◆ Your instructions
Using the listing below, please gather every line containing the word "Aleja".

◆ Provided data
┌────────
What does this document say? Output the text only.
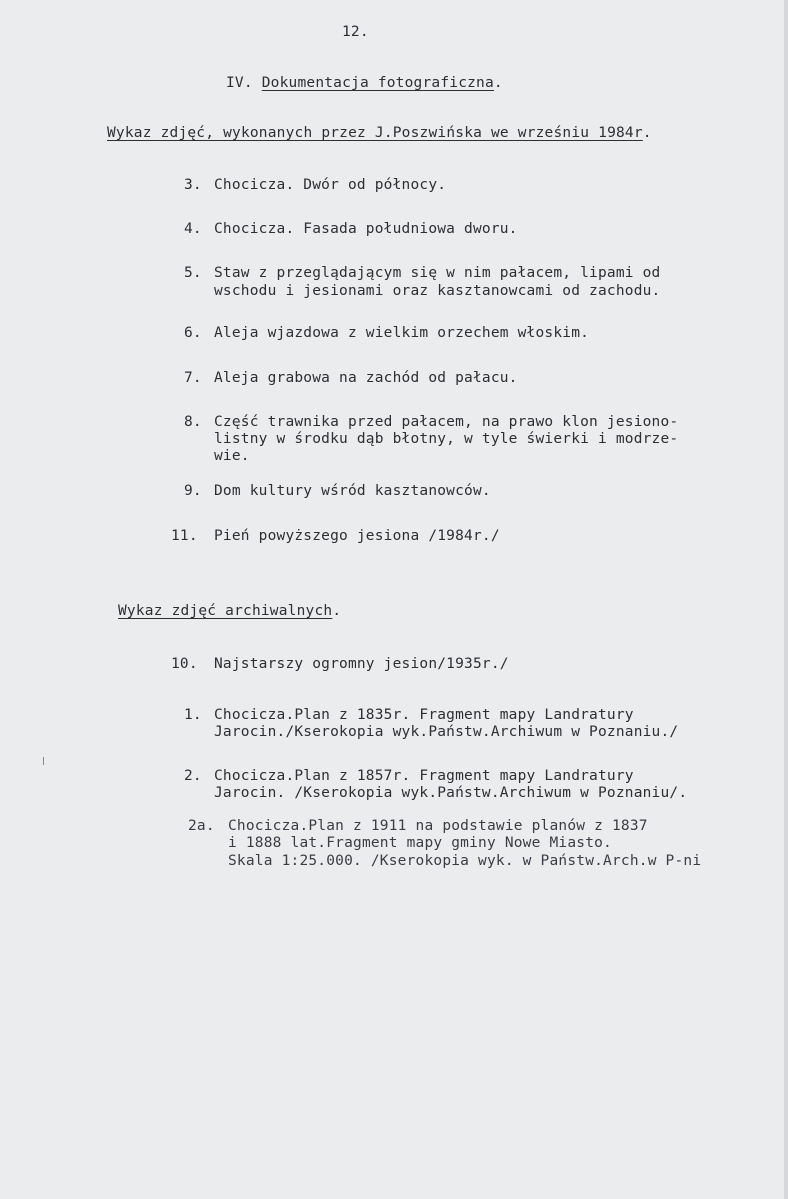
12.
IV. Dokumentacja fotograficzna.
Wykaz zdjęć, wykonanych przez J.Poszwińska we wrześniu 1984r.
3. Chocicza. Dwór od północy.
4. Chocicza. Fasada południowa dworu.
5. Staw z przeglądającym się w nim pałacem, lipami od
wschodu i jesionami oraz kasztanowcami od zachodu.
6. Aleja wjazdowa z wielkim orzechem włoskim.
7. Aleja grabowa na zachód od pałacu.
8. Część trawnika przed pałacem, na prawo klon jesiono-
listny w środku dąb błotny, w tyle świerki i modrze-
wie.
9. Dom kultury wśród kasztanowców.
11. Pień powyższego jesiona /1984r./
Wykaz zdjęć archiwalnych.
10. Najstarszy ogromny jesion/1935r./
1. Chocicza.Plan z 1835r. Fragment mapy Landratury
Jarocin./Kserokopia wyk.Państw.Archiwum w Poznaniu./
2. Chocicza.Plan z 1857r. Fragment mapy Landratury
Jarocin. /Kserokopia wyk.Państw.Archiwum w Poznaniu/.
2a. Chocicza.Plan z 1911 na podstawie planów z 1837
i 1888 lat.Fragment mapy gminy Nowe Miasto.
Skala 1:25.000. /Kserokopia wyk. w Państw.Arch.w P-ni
└────────
┌────────
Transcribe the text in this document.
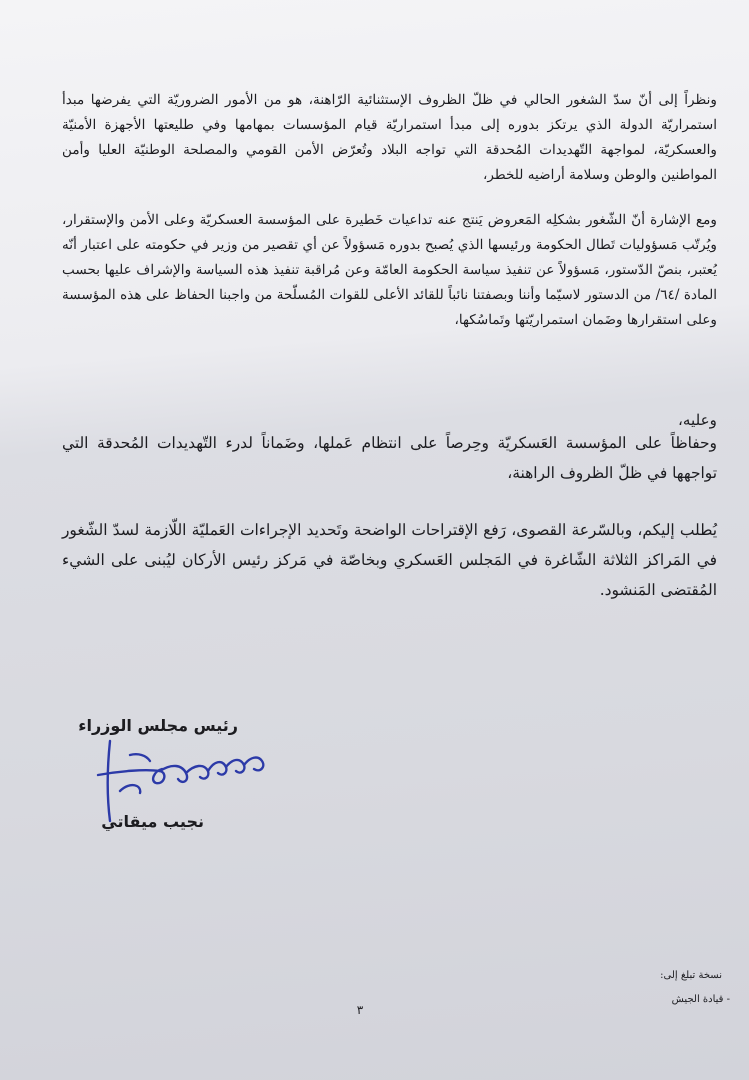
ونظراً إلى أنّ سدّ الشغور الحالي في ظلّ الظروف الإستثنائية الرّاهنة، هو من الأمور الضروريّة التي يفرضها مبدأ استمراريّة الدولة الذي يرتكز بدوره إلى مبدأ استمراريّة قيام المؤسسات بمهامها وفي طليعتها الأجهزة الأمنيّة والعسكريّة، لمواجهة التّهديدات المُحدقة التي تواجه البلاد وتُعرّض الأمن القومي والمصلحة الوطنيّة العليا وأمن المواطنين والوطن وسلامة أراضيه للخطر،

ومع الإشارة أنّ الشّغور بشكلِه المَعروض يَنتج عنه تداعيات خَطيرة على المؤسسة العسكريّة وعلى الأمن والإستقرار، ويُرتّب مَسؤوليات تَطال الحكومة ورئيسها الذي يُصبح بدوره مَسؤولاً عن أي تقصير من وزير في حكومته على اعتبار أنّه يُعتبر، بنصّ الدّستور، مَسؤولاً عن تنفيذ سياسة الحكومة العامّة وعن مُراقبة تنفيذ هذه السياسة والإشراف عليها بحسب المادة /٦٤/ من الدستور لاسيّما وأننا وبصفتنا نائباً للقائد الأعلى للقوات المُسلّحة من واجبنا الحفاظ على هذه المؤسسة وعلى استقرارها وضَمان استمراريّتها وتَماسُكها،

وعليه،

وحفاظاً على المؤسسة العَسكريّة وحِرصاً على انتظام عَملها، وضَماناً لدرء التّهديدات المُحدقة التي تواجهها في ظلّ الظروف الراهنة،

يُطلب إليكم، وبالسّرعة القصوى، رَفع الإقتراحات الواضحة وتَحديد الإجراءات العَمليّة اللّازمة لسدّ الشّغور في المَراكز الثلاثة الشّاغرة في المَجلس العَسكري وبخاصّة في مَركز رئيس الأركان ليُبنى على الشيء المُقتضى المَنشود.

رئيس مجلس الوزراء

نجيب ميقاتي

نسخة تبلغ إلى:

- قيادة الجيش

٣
└────────
◆ Exercise solution
6. Aleja wjazdowa z wielkim orzechem włoskim.
7. Aleja grabowa na zachód od pałacu.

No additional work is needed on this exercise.